#### TASK OBJECTIVE
Set down the material once more, exactly as it appears.

#### GIVEN INFORMATION
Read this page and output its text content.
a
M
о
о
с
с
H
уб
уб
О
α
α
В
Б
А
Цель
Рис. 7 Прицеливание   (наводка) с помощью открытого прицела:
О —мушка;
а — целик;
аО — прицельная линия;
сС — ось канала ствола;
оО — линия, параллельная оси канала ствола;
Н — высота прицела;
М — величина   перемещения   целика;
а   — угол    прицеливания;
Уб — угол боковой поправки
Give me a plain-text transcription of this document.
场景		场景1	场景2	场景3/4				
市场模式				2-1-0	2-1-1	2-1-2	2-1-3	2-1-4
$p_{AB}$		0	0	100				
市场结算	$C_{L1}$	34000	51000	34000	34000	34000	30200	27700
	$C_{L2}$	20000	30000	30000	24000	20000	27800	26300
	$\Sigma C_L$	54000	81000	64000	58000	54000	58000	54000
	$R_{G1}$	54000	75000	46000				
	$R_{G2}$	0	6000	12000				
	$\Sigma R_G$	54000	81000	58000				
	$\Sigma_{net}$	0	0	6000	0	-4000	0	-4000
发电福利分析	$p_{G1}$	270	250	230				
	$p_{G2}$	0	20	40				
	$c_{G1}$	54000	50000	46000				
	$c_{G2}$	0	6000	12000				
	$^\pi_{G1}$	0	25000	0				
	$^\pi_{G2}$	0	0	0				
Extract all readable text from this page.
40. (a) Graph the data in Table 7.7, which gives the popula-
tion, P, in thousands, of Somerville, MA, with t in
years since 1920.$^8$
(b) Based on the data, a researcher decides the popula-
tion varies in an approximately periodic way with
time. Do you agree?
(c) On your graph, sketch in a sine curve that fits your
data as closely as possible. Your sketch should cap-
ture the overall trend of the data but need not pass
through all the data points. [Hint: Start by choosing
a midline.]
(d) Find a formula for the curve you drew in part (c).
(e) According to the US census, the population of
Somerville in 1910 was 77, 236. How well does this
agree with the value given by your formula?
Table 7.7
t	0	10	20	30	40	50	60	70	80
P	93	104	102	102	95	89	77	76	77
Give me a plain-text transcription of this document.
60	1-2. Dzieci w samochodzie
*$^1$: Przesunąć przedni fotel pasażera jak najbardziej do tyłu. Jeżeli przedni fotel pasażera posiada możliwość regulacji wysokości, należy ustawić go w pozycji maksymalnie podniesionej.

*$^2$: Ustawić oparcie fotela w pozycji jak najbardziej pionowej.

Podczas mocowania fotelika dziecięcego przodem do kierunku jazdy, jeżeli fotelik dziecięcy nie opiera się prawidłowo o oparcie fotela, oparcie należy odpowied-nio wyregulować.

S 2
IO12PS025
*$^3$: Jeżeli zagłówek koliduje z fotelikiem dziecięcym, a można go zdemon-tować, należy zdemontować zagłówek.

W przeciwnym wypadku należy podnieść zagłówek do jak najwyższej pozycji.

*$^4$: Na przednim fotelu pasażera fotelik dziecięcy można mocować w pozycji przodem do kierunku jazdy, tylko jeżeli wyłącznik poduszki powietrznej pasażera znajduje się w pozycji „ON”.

#### TASK RESPONSE
Read this page and output its text content.
a
M
о
о
с
с
H
уб
уб
О
α
α
В
Б
А
Цель
Рис. 7 Прицеливание   (наводка) с помощью открытого прицела:
О —мушка;
а — целик;
аО — прицельная линия;
сС — ось канала ствола;
оО — линия, параллельная оси канала ствола;
Н — высота прицела;
М — величина   перемещения   целика;
а   — угол    прицеливания;
Уб — угол боковой поправки
Give me a plain-text transcription of this document.
场景		场景1	场景2	场景3/4				
市场模式				2-1-0	2-1-1	2-1-2	2-1-3	2-1-4
$p_{AB}$		0	0	100				
市场结算	$C_{L1}$	34000	51000	34000	34000	34000	30200	27700
	$C_{L2}$	20000	30000	30000	24000	20000	27800	26300
	$\Sigma C_L$	54000	81000	64000	58000	54000	58000	54000
	$R_{G1}$	54000	75000	46000				
	$R_{G2}$	0	6000	12000				
	$\Sigma R_G$	54000	81000	58000				
	$\Sigma_{net}$	0	0	6000	0	-4000	0	-4000
发电福利分析	$p_{G1}$	270	250	230				
	$p_{G2}$	0	20	40				
	$c_{G1}$	54000	50000	46000				
	$c_{G2}$	0	6000	12000				
	$^\pi_{G1}$	0	25000	0				
	$^\pi_{G2}$	0	0	0				
Extract all readable text from this page.
40. (a) Graph the data in Table 7.7, which gives the popula-
tion, P, in thousands, of Somerville, MA, with t in
years since 1920.$^8$
(b) Based on the data, a researcher decides the popula-
tion varies in an approximately periodic way with
time. Do you agree?
(c) On your graph, sketch in a sine curve that fits your
data as closely as possible. Your sketch should cap-
ture the overall trend of the data but need not pass
through all the data points. [Hint: Start by choosing
a midline.]
(d) Find a formula for the curve you drew in part (c).
(e) According to the US census, the population of
Somerville in 1910 was 77, 236. How well does this
agree with the value given by your formula?
Table 7.7
t	0	10	20	30	40	50	60	70	80
P	93	104	102	102	95	89	77	76	77
Give me a plain-text transcription of this document.
60	1-2. Dzieci w samochodzie
*$^1$: Przesunąć przedni fotel pasażera jak najbardziej do tyłu. Jeżeli przedni fotel pasażera posiada możliwość regulacji wysokości, należy ustawić go w pozycji maksymalnie podniesionej.

*$^2$: Ustawić oparcie fotela w pozycji jak najbardziej pionowej.

Podczas mocowania fotelika dziecięcego przodem do kierunku jazdy, jeżeli fotelik dziecięcy nie opiera się prawidłowo o oparcie fotela, oparcie należy odpowied-nio wyregulować.

S 2
IO12PS025
*$^3$: Jeżeli zagłówek koliduje z fotelikiem dziecięcym, a można go zdemon-tować, należy zdemontować zagłówek.

W przeciwnym wypadku należy podnieść zagłówek do jak najwyższej pozycji.

*$^4$: Na przednim fotelu pasażera fotelik dziecięcy można mocować w pozycji przodem do kierunku jazdy, tylko jeżeli wyłącznik poduszki powietrznej pasażera znajduje się w pozycji „ON”.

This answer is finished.